> _EXERCISE DIRECTIONS_
Please copy every line of the records below that holds the word "blank".

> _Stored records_

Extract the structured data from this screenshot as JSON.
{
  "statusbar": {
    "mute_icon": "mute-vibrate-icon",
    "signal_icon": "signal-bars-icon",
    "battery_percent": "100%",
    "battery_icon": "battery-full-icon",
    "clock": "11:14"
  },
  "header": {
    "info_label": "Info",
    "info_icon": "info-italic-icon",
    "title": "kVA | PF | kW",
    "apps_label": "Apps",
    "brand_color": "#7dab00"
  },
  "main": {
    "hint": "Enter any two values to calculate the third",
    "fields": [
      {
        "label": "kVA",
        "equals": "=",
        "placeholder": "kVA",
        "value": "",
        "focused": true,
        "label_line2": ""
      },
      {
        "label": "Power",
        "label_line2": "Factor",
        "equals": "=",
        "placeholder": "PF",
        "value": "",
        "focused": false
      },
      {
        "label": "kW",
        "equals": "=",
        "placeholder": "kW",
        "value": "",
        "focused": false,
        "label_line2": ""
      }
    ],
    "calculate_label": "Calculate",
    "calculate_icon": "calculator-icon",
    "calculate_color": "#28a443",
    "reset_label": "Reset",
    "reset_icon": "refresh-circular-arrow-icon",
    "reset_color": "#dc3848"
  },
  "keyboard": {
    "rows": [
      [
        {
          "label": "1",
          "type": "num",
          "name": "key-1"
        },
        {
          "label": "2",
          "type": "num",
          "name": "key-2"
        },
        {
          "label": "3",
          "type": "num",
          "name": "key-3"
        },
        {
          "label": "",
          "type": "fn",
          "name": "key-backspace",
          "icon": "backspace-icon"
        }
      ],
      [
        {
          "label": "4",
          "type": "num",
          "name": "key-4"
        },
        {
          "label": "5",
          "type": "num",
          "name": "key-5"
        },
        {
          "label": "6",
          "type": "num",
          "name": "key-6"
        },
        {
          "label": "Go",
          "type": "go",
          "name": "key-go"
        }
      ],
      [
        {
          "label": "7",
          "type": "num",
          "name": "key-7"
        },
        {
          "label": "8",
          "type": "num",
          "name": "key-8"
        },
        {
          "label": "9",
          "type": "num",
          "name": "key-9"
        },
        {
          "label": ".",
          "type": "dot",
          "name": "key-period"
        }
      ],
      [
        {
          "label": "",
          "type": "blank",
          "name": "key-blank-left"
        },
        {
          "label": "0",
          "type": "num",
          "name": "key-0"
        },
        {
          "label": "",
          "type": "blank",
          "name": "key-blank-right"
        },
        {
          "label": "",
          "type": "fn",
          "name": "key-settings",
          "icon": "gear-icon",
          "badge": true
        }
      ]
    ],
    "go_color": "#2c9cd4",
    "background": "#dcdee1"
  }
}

> _ANSWER FOR THE TASK_
          "type": "blank",
          "name": "key-blank-left"
          "type": "blank",
          "name": "key-blank-right"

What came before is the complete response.